[Dataset items]
(begin)

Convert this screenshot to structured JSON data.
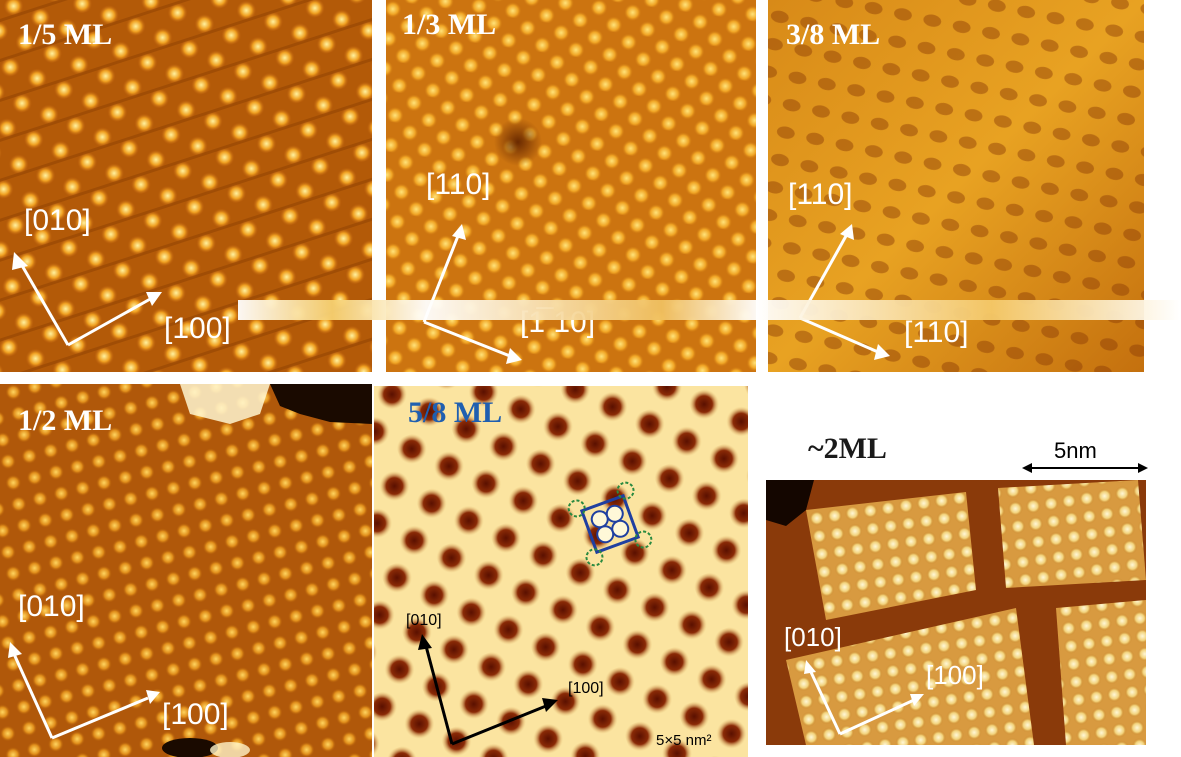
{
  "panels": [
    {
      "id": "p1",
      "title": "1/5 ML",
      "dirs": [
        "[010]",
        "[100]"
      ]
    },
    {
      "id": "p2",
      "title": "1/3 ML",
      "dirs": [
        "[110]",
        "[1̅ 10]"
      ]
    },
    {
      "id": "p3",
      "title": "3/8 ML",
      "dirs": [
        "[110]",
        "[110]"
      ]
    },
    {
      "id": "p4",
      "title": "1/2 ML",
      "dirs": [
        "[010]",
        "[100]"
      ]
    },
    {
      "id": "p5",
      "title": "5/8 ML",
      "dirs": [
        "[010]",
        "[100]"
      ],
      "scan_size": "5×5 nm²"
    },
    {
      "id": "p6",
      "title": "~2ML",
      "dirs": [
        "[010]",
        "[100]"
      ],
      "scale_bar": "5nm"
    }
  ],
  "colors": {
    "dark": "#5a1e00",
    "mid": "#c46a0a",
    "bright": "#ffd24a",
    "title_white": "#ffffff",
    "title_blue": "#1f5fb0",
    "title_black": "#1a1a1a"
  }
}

(end)
(begin)

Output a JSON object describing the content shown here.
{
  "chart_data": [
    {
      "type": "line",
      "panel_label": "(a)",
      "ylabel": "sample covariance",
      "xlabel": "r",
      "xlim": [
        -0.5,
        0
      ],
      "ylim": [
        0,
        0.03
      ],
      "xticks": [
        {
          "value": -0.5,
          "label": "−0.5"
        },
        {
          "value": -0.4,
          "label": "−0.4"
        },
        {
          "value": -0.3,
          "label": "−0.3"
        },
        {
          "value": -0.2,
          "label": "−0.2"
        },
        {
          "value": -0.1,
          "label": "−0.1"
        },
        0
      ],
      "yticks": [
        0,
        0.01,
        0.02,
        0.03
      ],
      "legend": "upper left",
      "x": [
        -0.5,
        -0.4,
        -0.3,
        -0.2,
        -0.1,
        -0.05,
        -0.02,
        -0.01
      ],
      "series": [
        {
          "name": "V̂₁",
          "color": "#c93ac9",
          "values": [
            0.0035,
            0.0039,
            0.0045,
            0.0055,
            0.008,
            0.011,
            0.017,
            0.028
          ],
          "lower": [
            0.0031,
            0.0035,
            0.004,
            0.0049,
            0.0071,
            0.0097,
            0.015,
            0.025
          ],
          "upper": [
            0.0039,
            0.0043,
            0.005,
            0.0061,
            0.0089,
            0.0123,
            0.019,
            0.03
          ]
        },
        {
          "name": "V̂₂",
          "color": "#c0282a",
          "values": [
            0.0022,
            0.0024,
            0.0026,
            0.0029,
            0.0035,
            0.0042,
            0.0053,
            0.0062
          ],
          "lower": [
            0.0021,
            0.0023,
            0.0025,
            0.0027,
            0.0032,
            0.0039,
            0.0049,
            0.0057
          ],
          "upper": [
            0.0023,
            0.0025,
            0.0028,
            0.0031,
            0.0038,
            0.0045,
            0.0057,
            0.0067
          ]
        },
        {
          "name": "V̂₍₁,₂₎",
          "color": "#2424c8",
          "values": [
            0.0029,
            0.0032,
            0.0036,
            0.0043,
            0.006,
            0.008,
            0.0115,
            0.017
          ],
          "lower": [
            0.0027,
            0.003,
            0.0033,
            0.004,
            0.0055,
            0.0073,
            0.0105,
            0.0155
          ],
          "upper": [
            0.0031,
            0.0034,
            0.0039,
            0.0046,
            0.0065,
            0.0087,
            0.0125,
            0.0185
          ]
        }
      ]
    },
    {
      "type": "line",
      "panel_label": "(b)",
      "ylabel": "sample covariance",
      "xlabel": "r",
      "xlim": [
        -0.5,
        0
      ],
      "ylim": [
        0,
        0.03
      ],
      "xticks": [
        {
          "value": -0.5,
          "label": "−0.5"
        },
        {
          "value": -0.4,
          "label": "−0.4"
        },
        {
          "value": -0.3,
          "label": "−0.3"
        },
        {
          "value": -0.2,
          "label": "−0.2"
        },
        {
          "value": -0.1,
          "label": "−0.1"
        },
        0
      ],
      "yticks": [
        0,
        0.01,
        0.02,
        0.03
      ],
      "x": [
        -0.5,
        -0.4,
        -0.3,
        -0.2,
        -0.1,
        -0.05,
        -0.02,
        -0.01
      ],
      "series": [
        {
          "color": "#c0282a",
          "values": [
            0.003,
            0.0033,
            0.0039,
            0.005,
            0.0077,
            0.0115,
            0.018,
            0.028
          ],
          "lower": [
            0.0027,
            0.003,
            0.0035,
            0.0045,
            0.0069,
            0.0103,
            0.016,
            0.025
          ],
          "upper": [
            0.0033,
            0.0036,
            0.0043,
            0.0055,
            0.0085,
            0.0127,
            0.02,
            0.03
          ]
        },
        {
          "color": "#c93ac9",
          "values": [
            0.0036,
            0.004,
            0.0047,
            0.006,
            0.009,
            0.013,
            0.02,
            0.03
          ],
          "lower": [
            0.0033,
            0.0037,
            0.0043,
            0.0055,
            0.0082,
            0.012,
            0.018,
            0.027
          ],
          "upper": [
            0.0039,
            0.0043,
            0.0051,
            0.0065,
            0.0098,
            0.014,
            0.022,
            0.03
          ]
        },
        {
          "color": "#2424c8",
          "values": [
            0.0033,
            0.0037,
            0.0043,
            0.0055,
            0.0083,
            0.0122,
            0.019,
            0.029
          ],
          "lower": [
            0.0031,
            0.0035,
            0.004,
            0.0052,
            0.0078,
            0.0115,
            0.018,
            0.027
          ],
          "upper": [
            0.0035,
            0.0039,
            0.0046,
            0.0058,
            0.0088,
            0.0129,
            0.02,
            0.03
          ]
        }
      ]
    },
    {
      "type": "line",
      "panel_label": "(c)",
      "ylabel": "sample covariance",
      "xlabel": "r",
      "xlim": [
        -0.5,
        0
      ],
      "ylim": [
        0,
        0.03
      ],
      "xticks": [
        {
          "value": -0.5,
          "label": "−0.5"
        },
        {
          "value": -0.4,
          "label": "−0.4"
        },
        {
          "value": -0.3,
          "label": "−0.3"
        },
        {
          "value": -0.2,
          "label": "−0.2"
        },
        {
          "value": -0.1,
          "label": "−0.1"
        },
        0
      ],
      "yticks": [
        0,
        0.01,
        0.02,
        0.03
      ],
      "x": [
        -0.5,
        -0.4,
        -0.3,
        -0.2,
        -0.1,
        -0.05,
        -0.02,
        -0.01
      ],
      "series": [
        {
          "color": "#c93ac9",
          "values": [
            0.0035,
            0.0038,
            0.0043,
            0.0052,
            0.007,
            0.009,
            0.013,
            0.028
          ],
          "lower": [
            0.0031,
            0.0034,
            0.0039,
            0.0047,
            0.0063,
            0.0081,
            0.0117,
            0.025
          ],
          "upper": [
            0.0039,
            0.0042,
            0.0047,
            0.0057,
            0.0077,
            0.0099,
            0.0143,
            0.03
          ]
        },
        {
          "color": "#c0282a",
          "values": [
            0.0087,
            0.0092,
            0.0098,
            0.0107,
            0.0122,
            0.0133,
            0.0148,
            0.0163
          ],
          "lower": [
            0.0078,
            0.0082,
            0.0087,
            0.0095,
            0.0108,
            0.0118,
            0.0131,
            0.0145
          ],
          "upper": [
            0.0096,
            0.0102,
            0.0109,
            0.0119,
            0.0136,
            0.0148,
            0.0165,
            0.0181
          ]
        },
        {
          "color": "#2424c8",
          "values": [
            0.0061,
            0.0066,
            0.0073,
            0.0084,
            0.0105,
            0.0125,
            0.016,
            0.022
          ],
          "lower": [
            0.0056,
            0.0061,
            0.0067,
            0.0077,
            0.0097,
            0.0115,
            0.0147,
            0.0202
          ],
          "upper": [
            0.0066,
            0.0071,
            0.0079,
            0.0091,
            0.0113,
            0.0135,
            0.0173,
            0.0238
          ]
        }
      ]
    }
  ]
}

(end)

Say how many lines contain "JSON", and give nothing but that number.

2